Saved entries
--------------------------------
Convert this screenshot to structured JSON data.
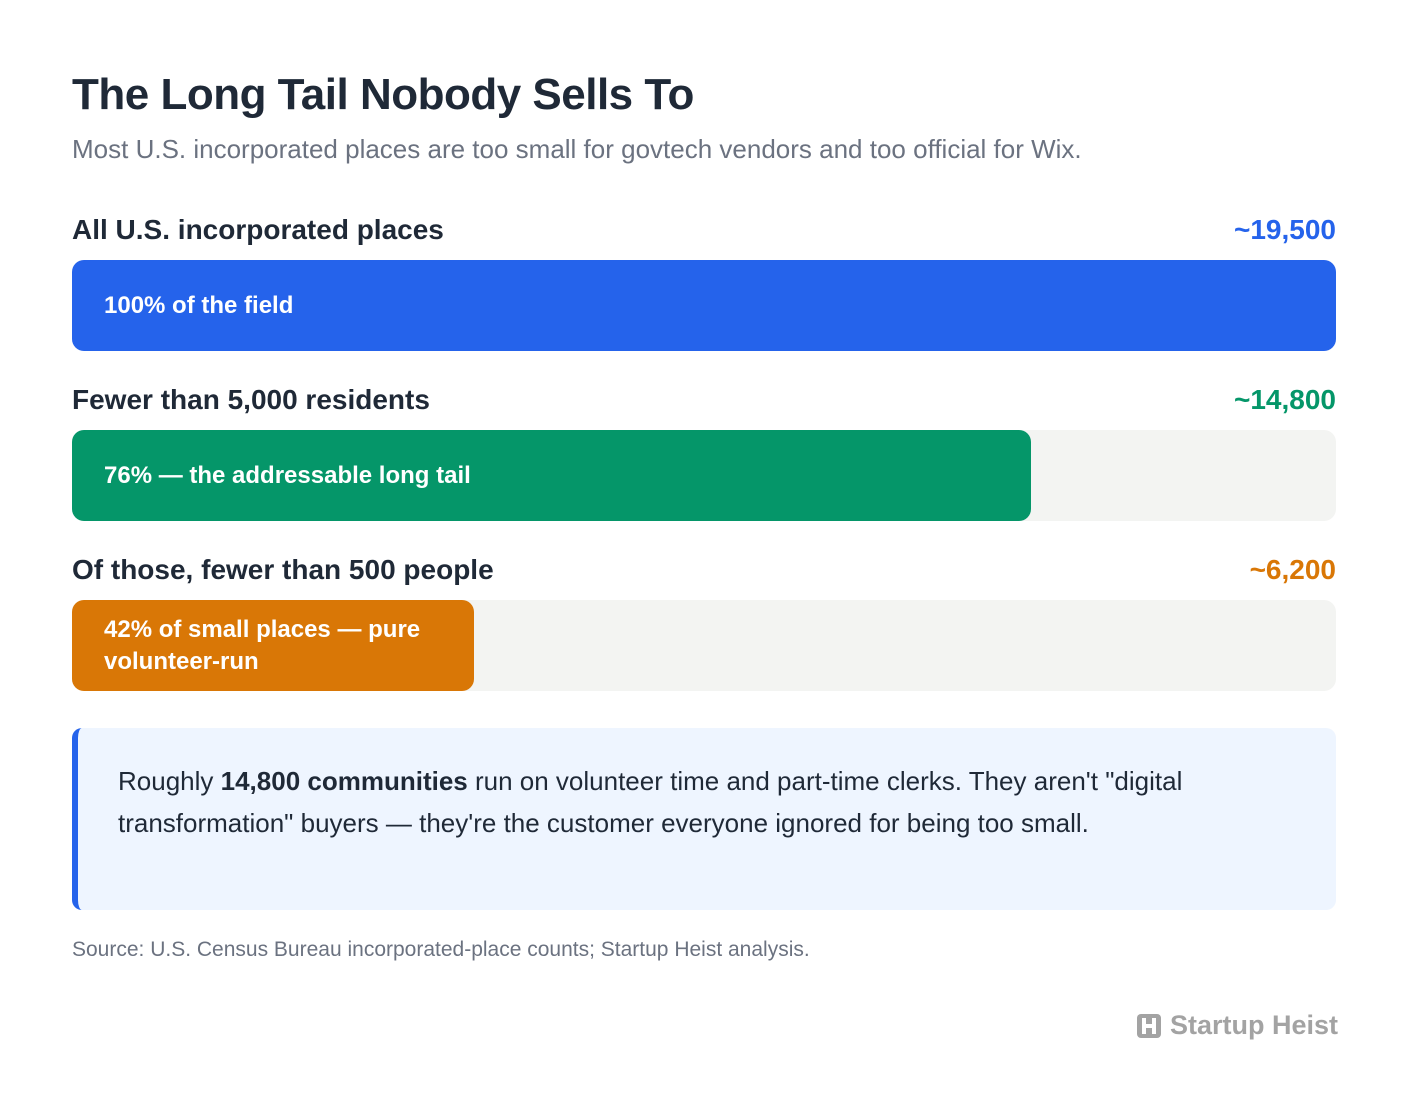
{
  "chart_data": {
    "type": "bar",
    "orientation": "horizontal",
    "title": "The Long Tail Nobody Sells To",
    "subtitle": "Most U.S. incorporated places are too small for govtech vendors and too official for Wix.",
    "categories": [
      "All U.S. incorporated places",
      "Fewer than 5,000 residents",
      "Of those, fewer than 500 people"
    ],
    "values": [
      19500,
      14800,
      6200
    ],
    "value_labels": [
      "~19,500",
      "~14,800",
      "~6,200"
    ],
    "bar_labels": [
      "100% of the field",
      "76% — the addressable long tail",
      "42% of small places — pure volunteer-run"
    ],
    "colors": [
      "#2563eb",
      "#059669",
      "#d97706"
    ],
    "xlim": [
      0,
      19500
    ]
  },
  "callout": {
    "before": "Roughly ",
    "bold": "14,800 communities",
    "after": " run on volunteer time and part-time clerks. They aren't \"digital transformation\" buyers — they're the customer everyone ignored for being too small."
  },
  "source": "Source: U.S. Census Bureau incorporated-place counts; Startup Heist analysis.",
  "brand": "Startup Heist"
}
--------------------------------
INSTRUCTION
Strip out the images, then output the records above word for word.

EXERCISE RESPONSE
Convert this screenshot to structured JSON data.
{
  "chart_data": {
    "type": "bar",
    "orientation": "horizontal",
    "title": "The Long Tail Nobody Sells To",
    "subtitle": "Most U.S. incorporated places are too small for govtech vendors and too official for Wix.",
    "categories": [
      "All U.S. incorporated places",
      "Fewer than 5,000 residents",
      "Of those, fewer than 500 people"
    ],
    "values": [
      19500,
      14800,
      6200
    ],
    "value_labels": [
      "~19,500",
      "~14,800",
      "~6,200"
    ],
    "bar_labels": [
      "100% of the field",
      "76% — the addressable long tail",
      "42% of small places — pure volunteer-run"
    ],
    "colors": [
      "#2563eb",
      "#059669",
      "#d97706"
    ],
    "xlim": [
      0,
      19500
    ]
  },
  "callout": {
    "before": "Roughly ",
    "bold": "14,800 communities",
    "after": " run on volunteer time and part-time clerks. They aren't \"digital transformation\" buyers — they're the customer everyone ignored for being too small."
  },
  "source": "Source: U.S. Census Bureau incorporated-place counts; Startup Heist analysis.",
  "brand": "Startup Heist"
}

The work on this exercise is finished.